**CONSIGNE 1:** Relevez toutes les dates distinctes (jour, mois et année) qui figurent dans le texte sur le recours de la commune de Munwiller, chacune une seule fois.
**CONSIGNE 2:** Reprenez le texte sur le recours de la commune de Munwiller et poursuivez-le à partir de sa dernière phrase.

Vu la procédure suivante :
Procédure contentieuse antérieure :
La commune de Munwiller a demandé au tribunal administratif de Strasbourg d'annuler la délibération du 23 décembre 2019 par laquelle le conseil communautaire de la communauté de communes du Centre Haut-Rhin a approuvé le plan local d'urbanisme intercommunal en tant qu'elle crée un secteur Ab sur son territoire, ensemble la décision portant rejet de son recours gracieux formé le 19 février 2020.
Par un jugement n° 2004432 du 16 décembre 2021, le tribunal administratif de Strasbourg a rejeté sa demande.
Procédure devant la cour :
Par une requête enregistrée le 15 février 2022, la commune de Munwiller, représentée par Me Sonnenmoser, demande à la cour :
1°) d'annuler ce jugement du tribunal administratif de Strasbourg du 16 décembre 2021 ;
2°) d'annuler la délibération du 23 décembre 2019 par laquelle le conseil communautaire de la communauté de communes du Centre Haut-Rhin a approuvé le plan local d'urbanisme intercommunal en tant qu'elle crée un secteur Ab sur son territoire, ensemble la décision portant rejet de son recours gracieux formé le 19 février 2020 ;
3°) de mettre à la charge de la communauté de communes du Centre Haut-Rhin une somme de 3 000 euros sur le fondement de l'article L 761-1 du code de justice administrative.
Elle soutient que :
- la délibération du 23 décembre 2019 en tant qu'elle crée une zone Ab méconnaît l'alinéa 4 de l'article L. 123-10 du code de l'urbanisme dès lors que la création de la zone Ab sur son territoire ne procède en réalité pas de l'enquête publique mais fait suite à une demande d'un habitant de la commune, malgré l'opposition de la commune et de ses habitants à ce changement ;
- la délibération du 23 décembre 2019 en tant qu'elle crée une zone Ab est entachée de détournement de pouvoir dès lors que la création de la zone Ab à l'issue de l'enquête publique permet à la communauté de communes du Centre Haut-Rhin non seulement de s'affranchir de l'organisation d'une nouvelle enquête publique mais également d'éviter que ne soient formulées des observations hostiles à cette création ;
- la modification du projet de plan local d'urbanisme intercommunal après enquête publique a porté atteinte à l'économie générale du projet et devait ainsi être à nouveau soumise à enquête publique ;
- le conseil communautaire de la communauté de communes du Centre Haut-Rhin a commis une erreur manifeste en créant une zone classée Ab sur le territoire de la commune dès lors qu'un projet d'implantation d'un poulailler industriel est de nature à causer des nuisances olfactives et sonores et de porter atteinte au cadre de vie des habitants ;
- la délibération du 23 décembre 2019 en tant qu'elle crée une zone Ab est entachée d'un détournement de pouvoir dès lors qu'elle a été décidée pour permettre la construction à Munwiller d'un poulailler industriel.

**SEGMENT DE DONNÉES:**
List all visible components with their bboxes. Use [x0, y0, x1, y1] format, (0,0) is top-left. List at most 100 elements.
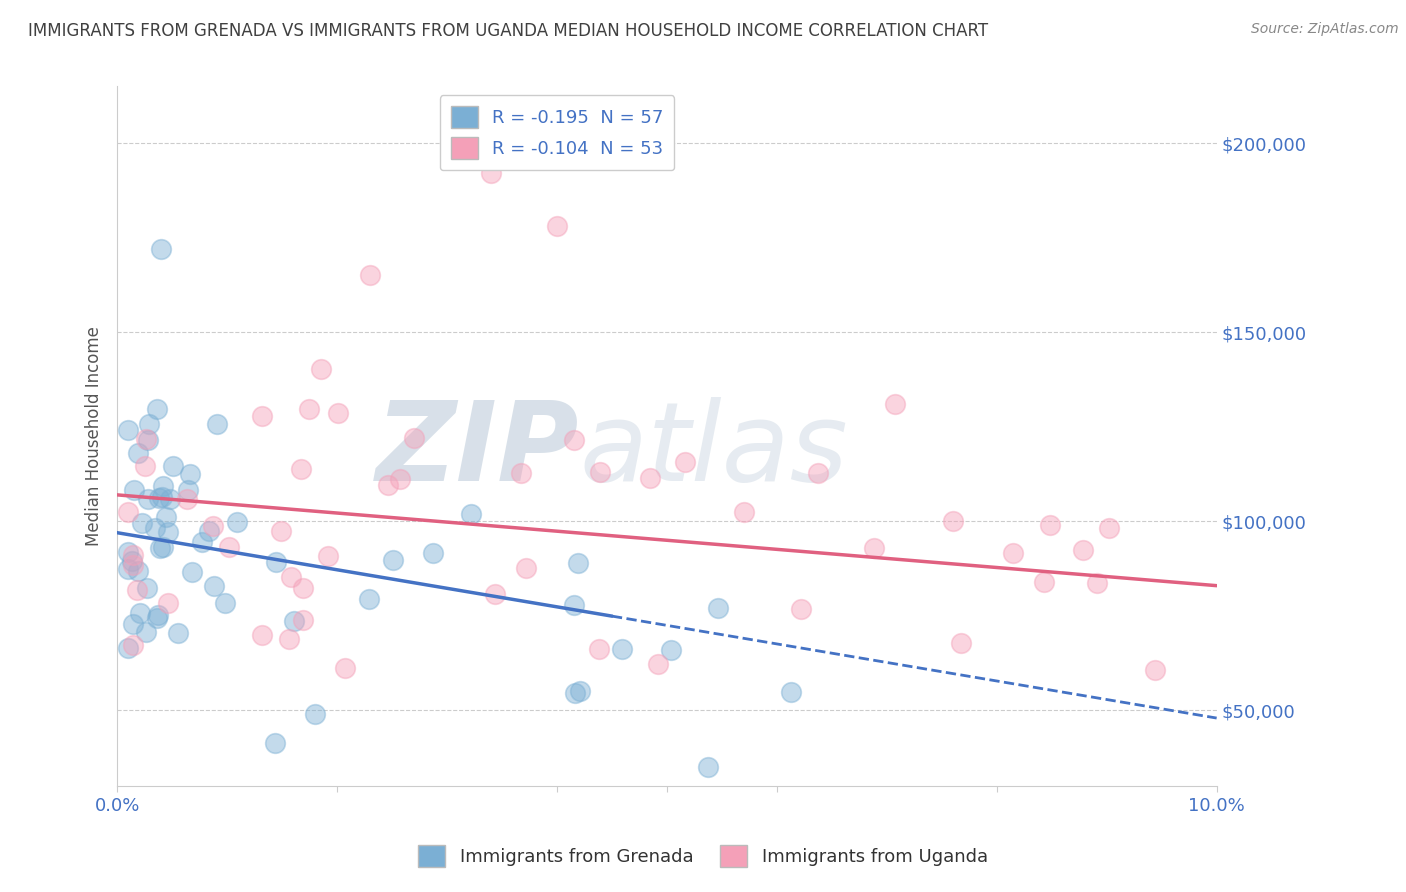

**RÉSULTAT DE L'EXERCICE 1:**
- 23 décembre 2019
- 19 février 2020
- 16 décembre 2021
- 15 février 2022

**RÉSULTAT DE L'EXERCICE 2:**
Par un mémoire en défense, enregistré le 25 avril 2022, la communauté de communes du Centre Haut-Rhin conclut au rejet de la requête et à ce qu'une somme de 3 000 euros soit mise à la charge de la commune de Munwiller sur le fondement de l'article L. 761-1 du code de justice administrative.
Elle fait valoir que les moyens soulevés par la commune de Munwiller ne sont pas fondés.
Un mémoire complémentaire présenté le 17 janvier 2024 pour la commune de Munwiller a été reçu et non communiqué.
Vu les autres pièces du dossier.
Vu :
- le code de l'urbanisme ;
- le code de justice administrative.
Les parties ont été régulièrement averties du jour de l'audience.
Ont été entendus au cours de l'audience publique :
- le rapport de M. Sibileau, premier conseiller,
- les conclusions de Mme Antoniazzi, rapporteure publique,
- et les observations de Me Devilleneur substituant Me Cereja, pour la communauté de communes du centre Haut-Rhin.
Considérant ce qui suit :
1. Par une délibération du 27 octobre 2015, le conseil communautaire de la communauté de communes du Centre Haut-Rhin a prescrit l'élaboration du plan local d'urbanisme intercommunal. Une enquête publique s'est déroulée du 7 octobre 2019 au 7 novembre 2019 et le commissaire enquêteur a déposé son rapport le 6 décembre 2019. Par une délibération du 23 décembre 2019, le conseil communautaire de la communauté de communes de Centre Haut-Rhin a approuvé le plan local d'urbanisme intercommunal. Par un courrier du 19 février 2020, la commune de Munwiller a formé un recours gracieux à l'encontre de la délibération qui a été rejeté expressément par une décision du président de la communauté de communes du Centre Haut-Rhin du 11 mai 2020. Par un jugement n° 2004432 du 16 décembre 2021 dont la commune de Munwiller interjette appel, le tribunal administratif de Strasbourg a rejeté le recours formé contre la délibération du 23 décembre 2019 et la décision rejetant le recours gracieux formé par l'appelante.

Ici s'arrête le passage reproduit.